What the task requires
Work through the data line by line, gathering every line that has the word "document".

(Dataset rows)
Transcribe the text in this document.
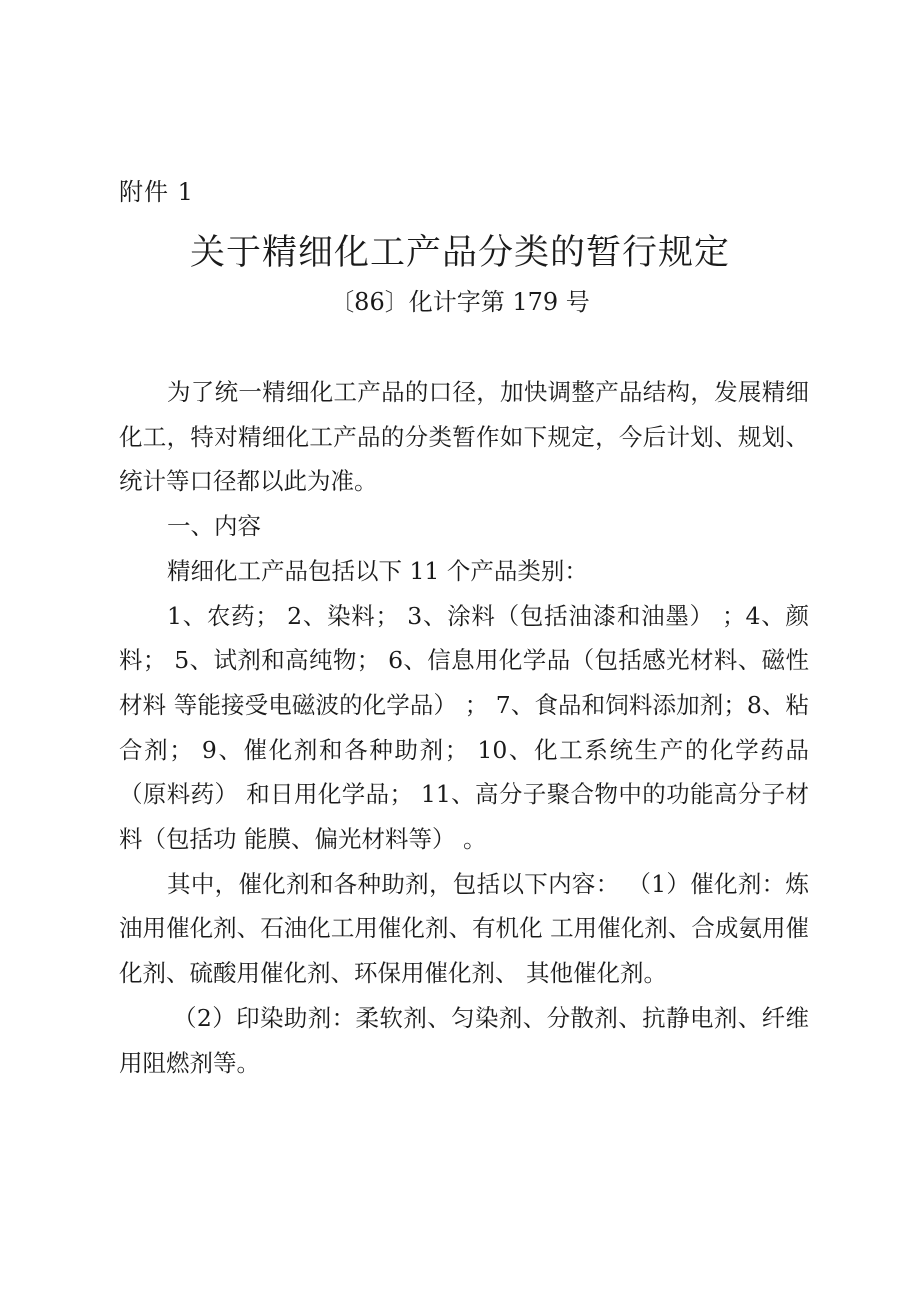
附件 1
关于精细化工产品分类的暂行规定
〔86〕化计字第 179 号

为了统一精细化工产品的口径，加快调整产品结构，发展精细化工，特对精细化工产品的分类暂作如下规定，今后计划、规划、统计等口径都以此为准。

一、内容

精细化工产品包括以下 11 个产品类别：

1、农药； 2、染料； 3、涂料（包括油漆和油墨） ；4、颜料； 5、试剂和高纯物； 6、信息用化学品（包括感光材料、磁性材料 等能接受电磁波的化学品） ； 7、食品和饲料添加剂；8、粘合剂； 9、催化剂和各种助剂； 10、化工系统生产的化学药品（原料药） 和日用化学品； 11、高分子聚合物中的功能高分子材料（包括功 能膜、偏光材料等） 。

其中，催化剂和各种助剂，包括以下内容： （1）催化剂：炼油用催化剂、石油化工用催化剂、有机化 工用催化剂、合成氨用催化剂、硫酸用催化剂、环保用催化剂、 其他催化剂。

（2）印染助剂：柔软剂、匀染剂、分散剂、抗静电剂、纤维用阻燃剂等。
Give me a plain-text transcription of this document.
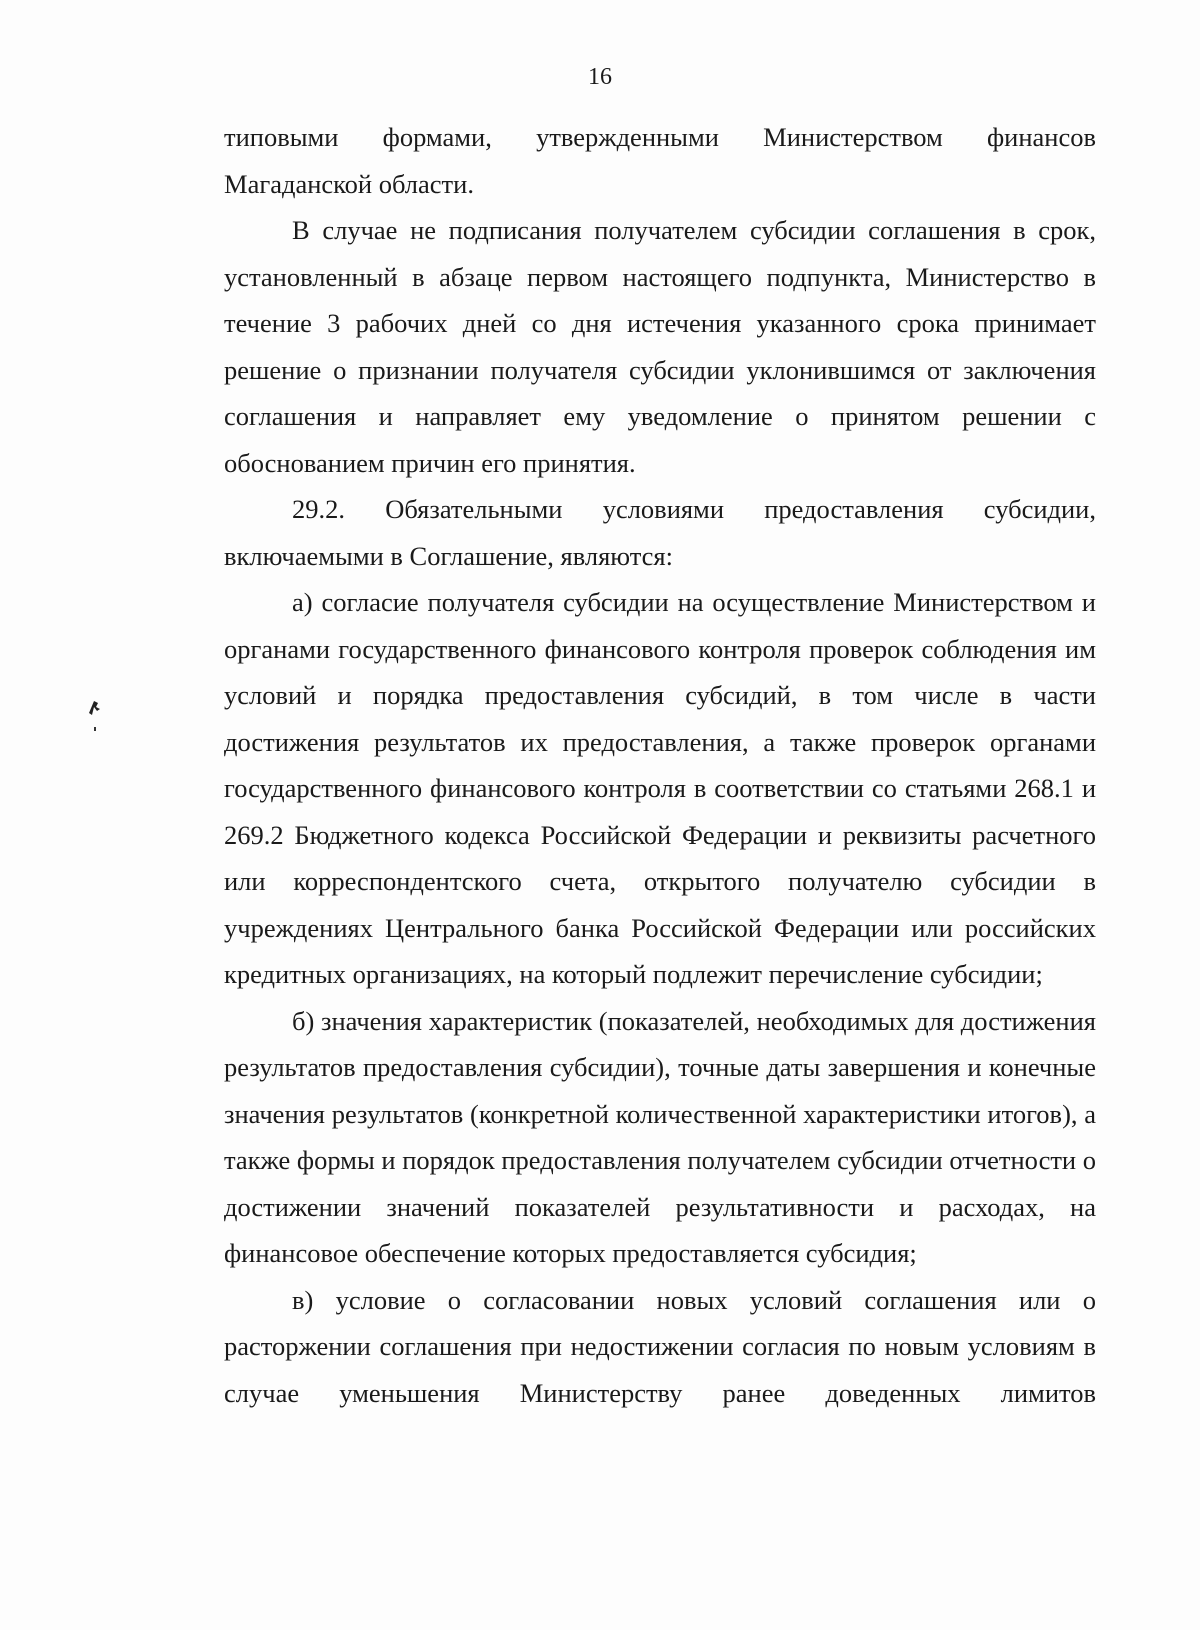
16

типовыми формами, утвержденными Министерством финансов Магаданской области.

В случае не подписания получателем субсидии соглашения в срок, установленный в абзаце первом настоящего подпункта, Министерство в течение 3 рабочих дней со дня истечения указанного срока принимает решение о признании получателя субсидии уклонившимся от заключения соглашения и направляет ему уведомление о принятом решении с обоснованием причин его принятия.

29.2. Обязательными условиями предоставления субсидии, включаемыми в Соглашение, являются:

а) согласие получателя субсидии на осуществление Министерством и органами государственного финансового контроля проверок соблюдения им условий и порядка предоставления субсидий, в том числе в части достижения результатов их предоставления, а также проверок органами государственного финансового контроля в соответствии со статьями 268.1 и 269.2 Бюджетного кодекса Российской Федерации и реквизиты расчетного или корреспондентского счета, открытого получателю субсидии в учреждениях Центрального банка Российской Федерации или российских кредитных организациях, на который подлежит перечисление субсидии;

б) значения характеристик (показателей, необходимых для достижения результатов предоставления субсидии), точные даты завершения и конечные значения результатов (конкретной количественной характеристики итогов), а также формы и порядок предоставления получателем субсидии отчетности о достижении значений показателей результативности и расходах, на финансовое обеспечение которых предоставляется субсидия;

в) условие о согласовании новых условий соглашения или о расторжении соглашения при недостижении согласия по новым условиям в случае уменьшения Министерству ранее доведенных лимитов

The reply
Transcribe the text in this document.
Give me a plain-text transcription of this document.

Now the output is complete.